**Exercise instructions:**
Find every line in the records below that holds the word "Worst", and copy each one.

[Records from a data collection]
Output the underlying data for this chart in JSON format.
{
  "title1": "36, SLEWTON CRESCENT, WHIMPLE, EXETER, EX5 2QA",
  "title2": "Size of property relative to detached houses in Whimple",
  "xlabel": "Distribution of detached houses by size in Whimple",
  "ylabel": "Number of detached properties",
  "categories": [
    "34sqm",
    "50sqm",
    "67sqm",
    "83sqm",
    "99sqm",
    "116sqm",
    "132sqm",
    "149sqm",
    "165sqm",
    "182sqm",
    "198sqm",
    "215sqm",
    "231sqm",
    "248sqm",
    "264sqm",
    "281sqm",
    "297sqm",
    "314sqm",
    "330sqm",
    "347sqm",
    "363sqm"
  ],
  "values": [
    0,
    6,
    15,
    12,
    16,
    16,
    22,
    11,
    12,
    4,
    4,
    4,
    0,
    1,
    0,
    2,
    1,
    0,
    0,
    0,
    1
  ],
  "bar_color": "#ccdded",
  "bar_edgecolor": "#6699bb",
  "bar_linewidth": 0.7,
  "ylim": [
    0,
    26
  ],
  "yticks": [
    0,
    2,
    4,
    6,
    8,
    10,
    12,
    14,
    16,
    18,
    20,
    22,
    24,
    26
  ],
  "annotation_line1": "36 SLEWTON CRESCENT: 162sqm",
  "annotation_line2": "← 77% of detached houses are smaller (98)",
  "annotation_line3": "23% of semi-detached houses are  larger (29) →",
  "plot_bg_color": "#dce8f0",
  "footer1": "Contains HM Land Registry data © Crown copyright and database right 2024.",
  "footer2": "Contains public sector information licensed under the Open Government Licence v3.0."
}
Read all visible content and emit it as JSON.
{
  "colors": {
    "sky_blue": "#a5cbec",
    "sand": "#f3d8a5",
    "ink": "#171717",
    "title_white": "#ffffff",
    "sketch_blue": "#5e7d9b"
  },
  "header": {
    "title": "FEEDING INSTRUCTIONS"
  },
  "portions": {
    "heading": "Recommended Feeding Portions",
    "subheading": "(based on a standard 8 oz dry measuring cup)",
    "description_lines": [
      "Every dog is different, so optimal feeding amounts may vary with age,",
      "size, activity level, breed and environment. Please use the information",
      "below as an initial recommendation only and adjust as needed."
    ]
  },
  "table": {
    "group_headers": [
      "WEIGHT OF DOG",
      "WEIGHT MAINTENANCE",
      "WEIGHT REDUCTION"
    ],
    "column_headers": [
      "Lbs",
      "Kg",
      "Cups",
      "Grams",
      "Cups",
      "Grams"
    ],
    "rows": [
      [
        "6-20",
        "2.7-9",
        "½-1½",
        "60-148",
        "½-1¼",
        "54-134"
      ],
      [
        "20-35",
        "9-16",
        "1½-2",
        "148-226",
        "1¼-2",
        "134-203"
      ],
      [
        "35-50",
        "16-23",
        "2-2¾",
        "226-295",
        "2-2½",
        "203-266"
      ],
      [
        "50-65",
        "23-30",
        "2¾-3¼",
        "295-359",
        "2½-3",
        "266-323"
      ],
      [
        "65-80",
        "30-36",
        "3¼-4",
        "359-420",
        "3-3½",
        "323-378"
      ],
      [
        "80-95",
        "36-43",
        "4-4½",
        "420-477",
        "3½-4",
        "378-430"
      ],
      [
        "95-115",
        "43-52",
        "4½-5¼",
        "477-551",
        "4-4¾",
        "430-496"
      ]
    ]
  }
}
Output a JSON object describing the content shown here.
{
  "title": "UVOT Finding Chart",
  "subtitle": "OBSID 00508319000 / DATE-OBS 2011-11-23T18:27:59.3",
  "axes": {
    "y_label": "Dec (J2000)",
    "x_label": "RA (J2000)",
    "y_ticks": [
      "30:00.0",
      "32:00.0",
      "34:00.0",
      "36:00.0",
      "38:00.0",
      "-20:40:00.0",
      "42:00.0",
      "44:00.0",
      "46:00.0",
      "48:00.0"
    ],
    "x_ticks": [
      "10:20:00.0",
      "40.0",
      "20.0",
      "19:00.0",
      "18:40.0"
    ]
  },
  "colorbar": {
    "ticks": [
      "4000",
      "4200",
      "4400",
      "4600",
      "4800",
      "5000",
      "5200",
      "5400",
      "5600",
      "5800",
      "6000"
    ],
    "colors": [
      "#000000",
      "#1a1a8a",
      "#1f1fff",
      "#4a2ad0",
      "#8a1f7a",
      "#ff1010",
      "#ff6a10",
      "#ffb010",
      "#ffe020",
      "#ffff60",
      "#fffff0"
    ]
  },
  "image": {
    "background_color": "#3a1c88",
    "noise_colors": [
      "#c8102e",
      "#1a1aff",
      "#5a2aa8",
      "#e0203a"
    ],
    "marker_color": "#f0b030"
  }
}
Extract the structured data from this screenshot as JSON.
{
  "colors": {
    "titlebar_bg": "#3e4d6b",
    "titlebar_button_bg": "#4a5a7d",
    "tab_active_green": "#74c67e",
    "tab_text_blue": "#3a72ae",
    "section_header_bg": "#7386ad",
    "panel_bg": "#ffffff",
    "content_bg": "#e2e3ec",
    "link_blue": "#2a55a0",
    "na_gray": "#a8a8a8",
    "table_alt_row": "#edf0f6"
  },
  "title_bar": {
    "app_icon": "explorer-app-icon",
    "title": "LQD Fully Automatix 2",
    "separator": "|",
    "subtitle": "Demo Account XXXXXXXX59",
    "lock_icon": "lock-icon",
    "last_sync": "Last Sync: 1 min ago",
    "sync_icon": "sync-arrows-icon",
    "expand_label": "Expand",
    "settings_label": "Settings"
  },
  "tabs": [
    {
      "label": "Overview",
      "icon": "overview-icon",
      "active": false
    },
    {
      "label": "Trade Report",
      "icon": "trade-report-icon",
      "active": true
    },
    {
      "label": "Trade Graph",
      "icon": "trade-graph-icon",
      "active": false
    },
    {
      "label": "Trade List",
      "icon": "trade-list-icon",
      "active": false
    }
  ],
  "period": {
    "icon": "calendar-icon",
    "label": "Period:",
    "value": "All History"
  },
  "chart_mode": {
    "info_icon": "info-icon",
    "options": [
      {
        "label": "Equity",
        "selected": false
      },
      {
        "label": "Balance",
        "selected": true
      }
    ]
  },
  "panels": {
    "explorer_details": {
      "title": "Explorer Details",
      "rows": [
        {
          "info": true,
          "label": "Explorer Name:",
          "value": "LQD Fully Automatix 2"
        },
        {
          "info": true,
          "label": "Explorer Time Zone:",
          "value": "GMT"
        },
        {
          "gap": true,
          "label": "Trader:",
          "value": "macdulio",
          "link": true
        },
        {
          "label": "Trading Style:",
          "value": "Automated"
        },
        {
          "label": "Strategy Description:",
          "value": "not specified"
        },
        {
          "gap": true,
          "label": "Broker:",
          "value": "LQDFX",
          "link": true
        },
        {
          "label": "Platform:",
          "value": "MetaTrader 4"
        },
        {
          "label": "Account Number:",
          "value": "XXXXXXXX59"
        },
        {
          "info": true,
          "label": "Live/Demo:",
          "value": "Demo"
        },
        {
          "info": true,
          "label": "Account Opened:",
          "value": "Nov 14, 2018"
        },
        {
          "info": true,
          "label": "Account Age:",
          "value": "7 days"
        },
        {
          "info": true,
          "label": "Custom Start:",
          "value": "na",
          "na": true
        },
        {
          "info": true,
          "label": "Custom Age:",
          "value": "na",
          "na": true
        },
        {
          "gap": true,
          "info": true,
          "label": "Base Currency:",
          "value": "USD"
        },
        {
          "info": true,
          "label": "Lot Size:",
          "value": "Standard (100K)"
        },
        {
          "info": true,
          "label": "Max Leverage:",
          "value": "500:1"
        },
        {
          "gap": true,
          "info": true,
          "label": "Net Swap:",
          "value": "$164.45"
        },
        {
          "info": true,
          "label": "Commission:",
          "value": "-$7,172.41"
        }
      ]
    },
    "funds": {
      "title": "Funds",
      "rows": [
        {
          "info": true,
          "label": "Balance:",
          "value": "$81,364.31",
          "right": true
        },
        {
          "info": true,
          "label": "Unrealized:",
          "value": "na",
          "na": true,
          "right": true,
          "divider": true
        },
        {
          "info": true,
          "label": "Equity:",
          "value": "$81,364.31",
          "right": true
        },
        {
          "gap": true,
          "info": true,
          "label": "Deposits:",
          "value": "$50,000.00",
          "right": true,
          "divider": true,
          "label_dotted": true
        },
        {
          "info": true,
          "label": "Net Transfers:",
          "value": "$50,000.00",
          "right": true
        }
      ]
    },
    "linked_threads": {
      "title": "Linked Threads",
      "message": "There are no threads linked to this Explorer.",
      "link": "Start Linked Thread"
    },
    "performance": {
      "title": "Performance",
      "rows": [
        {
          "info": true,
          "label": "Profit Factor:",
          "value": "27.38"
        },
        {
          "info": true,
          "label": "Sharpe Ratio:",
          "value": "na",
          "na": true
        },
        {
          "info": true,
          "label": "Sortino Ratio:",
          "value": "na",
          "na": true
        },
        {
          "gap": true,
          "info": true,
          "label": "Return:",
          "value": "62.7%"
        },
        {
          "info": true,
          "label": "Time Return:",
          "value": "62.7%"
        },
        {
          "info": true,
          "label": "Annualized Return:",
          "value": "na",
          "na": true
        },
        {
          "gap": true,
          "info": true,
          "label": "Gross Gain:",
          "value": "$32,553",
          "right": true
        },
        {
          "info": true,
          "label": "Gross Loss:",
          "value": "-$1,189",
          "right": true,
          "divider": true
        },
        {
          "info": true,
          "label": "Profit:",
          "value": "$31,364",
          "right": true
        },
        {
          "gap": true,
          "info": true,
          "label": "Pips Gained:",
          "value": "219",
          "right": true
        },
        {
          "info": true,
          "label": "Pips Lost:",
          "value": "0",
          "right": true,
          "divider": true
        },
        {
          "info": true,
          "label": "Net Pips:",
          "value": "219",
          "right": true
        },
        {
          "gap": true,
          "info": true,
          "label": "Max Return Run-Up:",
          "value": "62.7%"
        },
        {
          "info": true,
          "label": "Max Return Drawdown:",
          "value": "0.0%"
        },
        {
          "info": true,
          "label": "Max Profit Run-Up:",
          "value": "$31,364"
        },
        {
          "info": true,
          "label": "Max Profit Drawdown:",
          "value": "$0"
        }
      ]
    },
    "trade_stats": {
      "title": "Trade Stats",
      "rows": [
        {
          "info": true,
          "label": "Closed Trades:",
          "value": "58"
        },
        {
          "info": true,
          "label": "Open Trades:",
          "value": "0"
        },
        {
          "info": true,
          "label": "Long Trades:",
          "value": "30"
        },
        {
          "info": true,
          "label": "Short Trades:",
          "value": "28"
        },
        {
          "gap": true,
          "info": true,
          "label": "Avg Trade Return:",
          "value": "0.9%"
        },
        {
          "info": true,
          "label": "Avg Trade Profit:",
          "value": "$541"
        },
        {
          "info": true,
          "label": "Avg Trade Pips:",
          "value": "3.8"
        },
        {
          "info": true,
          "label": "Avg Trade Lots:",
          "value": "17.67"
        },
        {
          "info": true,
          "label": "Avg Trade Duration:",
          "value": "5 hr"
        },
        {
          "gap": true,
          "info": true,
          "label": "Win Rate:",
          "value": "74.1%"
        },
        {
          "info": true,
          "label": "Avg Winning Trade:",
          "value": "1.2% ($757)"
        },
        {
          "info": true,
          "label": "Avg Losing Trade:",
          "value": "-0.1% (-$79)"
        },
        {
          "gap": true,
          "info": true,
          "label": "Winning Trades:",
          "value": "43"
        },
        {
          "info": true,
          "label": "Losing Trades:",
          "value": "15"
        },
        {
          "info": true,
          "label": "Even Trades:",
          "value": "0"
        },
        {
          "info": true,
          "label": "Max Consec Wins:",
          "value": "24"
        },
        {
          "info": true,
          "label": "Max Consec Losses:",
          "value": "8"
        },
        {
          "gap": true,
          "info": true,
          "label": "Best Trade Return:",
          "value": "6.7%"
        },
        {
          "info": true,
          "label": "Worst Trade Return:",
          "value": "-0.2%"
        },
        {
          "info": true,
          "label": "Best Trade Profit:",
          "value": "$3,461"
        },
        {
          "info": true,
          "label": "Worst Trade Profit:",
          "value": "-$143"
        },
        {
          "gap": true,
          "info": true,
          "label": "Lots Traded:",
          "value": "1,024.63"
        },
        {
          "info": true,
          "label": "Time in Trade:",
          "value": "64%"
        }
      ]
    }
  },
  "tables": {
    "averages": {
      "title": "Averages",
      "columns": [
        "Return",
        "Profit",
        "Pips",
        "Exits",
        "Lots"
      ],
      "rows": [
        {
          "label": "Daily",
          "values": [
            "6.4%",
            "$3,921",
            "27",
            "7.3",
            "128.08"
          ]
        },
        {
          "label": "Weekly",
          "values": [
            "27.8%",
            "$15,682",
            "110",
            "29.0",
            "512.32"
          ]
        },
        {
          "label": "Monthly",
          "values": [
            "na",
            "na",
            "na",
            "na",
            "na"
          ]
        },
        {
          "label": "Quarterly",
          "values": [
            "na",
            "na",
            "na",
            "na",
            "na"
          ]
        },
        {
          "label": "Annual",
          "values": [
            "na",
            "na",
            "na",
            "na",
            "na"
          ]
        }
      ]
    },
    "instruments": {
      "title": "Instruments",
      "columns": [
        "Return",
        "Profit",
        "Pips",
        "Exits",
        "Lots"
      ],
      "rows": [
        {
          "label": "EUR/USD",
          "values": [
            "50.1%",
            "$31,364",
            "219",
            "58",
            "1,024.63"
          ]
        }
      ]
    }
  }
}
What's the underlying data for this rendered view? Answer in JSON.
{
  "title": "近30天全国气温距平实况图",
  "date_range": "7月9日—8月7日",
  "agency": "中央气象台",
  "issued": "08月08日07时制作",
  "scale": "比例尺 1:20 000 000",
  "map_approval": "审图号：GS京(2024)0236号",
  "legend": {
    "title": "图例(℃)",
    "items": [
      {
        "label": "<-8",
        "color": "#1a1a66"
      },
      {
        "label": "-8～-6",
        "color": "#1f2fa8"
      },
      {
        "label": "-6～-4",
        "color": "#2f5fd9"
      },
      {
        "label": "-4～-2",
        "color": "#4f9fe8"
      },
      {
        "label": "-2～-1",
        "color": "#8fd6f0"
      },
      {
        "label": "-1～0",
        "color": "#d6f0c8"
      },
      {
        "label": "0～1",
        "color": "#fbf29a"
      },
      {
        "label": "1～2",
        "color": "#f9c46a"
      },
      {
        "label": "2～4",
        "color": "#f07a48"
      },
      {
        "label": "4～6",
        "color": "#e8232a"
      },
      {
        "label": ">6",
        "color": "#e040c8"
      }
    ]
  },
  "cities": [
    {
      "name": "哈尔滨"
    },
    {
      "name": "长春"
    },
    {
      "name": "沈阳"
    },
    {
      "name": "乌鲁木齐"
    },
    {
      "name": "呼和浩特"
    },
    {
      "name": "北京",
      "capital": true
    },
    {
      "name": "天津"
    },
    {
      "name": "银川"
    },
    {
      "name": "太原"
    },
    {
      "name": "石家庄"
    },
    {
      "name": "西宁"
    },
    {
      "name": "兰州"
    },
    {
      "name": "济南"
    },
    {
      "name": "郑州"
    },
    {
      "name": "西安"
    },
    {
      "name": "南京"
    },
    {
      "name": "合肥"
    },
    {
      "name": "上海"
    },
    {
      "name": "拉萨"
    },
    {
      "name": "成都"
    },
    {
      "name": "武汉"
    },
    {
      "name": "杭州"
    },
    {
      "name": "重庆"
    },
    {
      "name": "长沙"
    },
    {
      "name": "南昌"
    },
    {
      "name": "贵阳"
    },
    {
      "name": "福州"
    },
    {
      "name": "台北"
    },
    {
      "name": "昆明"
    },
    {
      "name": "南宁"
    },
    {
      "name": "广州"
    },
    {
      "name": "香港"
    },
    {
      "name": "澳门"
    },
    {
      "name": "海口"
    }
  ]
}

**Written reply:**
          "label": "Worst Trade Return:",
          "label": "Worst Trade Profit:",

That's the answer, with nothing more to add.